# Like a ton of bricks on my chest.



## StbrnMonkey (Nov 28, 2011)

After reading the many threads on this topic I am still compelled to add yet another. 

Yesterday, my wife of ten years (no kids) informed me that she will be leaving the marriage. Needless to say I am devastated and feel like I have been dropped into a bottomless pit. 

We have been extremly close over the past several years with the exception of the last three when we began to grow apart. She is a very stoic person and extremely intelligent and always hesitant to share what's on her mind. I'm the opposite. 

We commute to work together, work in the same building, eat lunch together, ride home together, and of course, we live together. I have recognized the potential problem here and I have shared it. She has no female friends. When giving the opportunity to hang out with female co-worker she declines. 

We argue and I end up raising my voice in frustration, she is always taken aback by my "animated" response to the topic of discussion. When we first had these arguments I talked her into a joint MC session, actually two. When it time to meet with the MC alone, she said it was lame and refused to go. This was three years ago. Things never changed and here we are. She is finally going to see a counselor today for some personal issues she needs to work out. It is her first private visit with a professional ever. This morning she said despite the visit she is still leaving.

I tried the 180 yesterday. I felt good. Last night she wanted to share a bottle of wine and watch TV. We got along fine until the wine kicked-in and I asked about us. She steadfastly refused to discuss it and said it was too late this time. She still wants to be friends, I can't do this. I should have forgone the invitation and kept with the 180 d'oh!!

Heartbroken and lost.


----------



## This is me (May 4, 2011)

StbrnMonkey said:


> She is a very stoic person ......
> Heartbroken and lost.


I am sorry and feel your pain. The word "Stoic" caught my eye. This is exactly what our MC/IC said to me about my WAW this past weekend. I can relate. Very hard to read and keeps it all in.

Do the 180 all the way, not part way like me. I have failed over and over. Do not ask about the relationship at all and do it for yourself.

Us guys that have a heart sometimes end up with the Women who keep it hidden. Very tough to handle.

Hang in there!!


----------



## StbrnMonkey (Nov 28, 2011)

Indeed it is. Thanks for the kind words.


----------



## nice777guy (Nov 23, 2009)

And you need to stick with the 180 for as long as it takes! A few hours is nothing more than a good start...


----------



## StbrnMonkey (Nov 28, 2011)

Thanks guys. I can't seem to find the sticky on the 180. I came across it yesterday, no luck today. Any idea where I can find it?

Thanks


----------

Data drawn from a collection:
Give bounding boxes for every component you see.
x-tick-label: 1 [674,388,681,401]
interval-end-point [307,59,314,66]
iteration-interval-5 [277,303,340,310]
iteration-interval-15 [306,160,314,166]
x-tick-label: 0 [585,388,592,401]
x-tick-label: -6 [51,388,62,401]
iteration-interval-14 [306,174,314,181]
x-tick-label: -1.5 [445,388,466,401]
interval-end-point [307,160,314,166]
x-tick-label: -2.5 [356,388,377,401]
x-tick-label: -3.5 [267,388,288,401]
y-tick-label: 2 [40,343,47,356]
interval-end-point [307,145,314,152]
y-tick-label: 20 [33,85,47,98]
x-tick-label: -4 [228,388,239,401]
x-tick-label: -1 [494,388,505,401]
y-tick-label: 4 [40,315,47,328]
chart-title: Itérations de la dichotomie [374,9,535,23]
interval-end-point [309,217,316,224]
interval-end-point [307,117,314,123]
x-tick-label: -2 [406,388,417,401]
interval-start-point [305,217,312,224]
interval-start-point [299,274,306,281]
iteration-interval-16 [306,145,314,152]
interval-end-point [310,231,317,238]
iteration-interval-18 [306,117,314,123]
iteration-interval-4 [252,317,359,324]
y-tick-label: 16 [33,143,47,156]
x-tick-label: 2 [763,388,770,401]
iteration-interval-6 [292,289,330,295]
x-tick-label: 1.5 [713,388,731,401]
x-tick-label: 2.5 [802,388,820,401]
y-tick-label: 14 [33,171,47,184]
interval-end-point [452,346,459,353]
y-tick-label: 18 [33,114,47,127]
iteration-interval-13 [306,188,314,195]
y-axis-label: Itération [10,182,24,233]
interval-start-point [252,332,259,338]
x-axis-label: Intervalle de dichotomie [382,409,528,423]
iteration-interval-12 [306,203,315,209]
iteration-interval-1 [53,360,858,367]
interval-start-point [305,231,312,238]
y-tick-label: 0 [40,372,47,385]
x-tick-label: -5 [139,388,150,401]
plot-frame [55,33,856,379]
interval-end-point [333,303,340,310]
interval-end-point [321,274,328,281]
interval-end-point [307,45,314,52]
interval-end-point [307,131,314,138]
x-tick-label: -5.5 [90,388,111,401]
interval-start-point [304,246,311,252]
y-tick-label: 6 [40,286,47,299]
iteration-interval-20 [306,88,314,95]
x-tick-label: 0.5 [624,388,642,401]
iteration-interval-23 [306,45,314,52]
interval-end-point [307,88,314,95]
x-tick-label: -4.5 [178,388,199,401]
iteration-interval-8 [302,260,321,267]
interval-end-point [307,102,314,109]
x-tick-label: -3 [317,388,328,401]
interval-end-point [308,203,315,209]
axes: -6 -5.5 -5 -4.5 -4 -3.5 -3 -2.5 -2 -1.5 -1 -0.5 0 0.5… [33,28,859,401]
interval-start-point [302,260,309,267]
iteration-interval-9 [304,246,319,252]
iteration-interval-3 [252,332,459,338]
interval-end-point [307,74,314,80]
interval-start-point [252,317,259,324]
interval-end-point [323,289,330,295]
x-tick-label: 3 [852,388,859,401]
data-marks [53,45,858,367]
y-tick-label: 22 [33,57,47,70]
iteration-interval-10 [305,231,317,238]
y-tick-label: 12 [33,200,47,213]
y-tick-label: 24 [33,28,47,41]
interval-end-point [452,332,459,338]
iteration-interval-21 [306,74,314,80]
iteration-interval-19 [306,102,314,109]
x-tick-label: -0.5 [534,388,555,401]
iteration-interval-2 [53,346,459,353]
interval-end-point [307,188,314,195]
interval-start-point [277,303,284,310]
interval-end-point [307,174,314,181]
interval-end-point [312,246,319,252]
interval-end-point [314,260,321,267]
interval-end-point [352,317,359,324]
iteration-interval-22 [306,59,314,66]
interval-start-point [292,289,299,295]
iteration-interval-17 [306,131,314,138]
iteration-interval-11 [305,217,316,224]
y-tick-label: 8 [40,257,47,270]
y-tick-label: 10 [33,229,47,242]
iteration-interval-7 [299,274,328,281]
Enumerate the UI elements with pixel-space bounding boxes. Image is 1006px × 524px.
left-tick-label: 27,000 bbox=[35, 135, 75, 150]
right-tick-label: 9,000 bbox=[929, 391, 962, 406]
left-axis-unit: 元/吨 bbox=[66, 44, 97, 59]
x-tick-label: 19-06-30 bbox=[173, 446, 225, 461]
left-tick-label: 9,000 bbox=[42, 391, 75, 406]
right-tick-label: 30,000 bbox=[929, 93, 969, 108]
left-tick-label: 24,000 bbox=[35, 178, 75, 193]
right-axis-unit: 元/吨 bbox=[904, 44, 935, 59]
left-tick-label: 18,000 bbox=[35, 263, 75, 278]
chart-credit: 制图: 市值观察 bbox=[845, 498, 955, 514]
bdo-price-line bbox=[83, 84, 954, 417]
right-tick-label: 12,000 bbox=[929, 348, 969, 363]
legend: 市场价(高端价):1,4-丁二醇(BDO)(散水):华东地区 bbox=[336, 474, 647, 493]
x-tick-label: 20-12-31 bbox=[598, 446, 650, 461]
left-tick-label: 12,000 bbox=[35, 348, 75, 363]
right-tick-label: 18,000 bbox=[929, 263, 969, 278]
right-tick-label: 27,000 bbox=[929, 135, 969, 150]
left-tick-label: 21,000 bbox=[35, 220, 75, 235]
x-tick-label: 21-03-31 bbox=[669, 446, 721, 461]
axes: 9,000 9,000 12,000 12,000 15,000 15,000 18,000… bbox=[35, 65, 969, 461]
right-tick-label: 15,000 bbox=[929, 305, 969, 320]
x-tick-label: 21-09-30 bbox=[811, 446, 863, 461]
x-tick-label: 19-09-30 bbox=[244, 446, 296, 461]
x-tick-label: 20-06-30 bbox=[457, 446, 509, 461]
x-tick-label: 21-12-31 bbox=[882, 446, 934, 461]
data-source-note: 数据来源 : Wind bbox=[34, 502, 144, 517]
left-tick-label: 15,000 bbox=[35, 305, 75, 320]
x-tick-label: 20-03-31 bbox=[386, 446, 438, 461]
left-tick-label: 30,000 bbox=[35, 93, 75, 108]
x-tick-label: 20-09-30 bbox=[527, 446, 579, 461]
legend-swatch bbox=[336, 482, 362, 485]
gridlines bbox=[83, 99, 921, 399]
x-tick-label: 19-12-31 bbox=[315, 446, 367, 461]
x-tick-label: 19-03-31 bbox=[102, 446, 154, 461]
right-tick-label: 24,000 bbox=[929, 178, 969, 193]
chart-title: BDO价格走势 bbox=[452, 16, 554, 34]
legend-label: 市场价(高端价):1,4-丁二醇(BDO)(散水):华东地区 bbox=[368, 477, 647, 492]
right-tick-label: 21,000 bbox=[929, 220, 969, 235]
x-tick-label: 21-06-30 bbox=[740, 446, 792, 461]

* _Problems to work on_:
- 1) Based on the thread about the marriage ending, answer yes or no for each statement and quote the words that decide it: (a) The couple has children. (b) The wife declined to attend the solo session with the MC. (c) The wife has several female friends.
- 2) From the thread about the marriage ending, list every activity the first post says the couple does together.
- 3) From the thread about the marriage ending, copy the stretch from "# Like a ton" through "add yet another.".

* _Task solutions_:
- 1)
(a) No: "my wife of ten years (no kids)"
(b) Yes: "she said it was lame and refused to go"
(c) No: "She has no female friends."

- 2)
- Commute to work
- Work in the same building
- Eat lunch
- Ride home
- Live together

- 3)
# Like a ton of bricks on my chest.



## StbrnMonkey (Nov 28, 2011)

After reading the many threads on this topic I am still compelled to add yet another.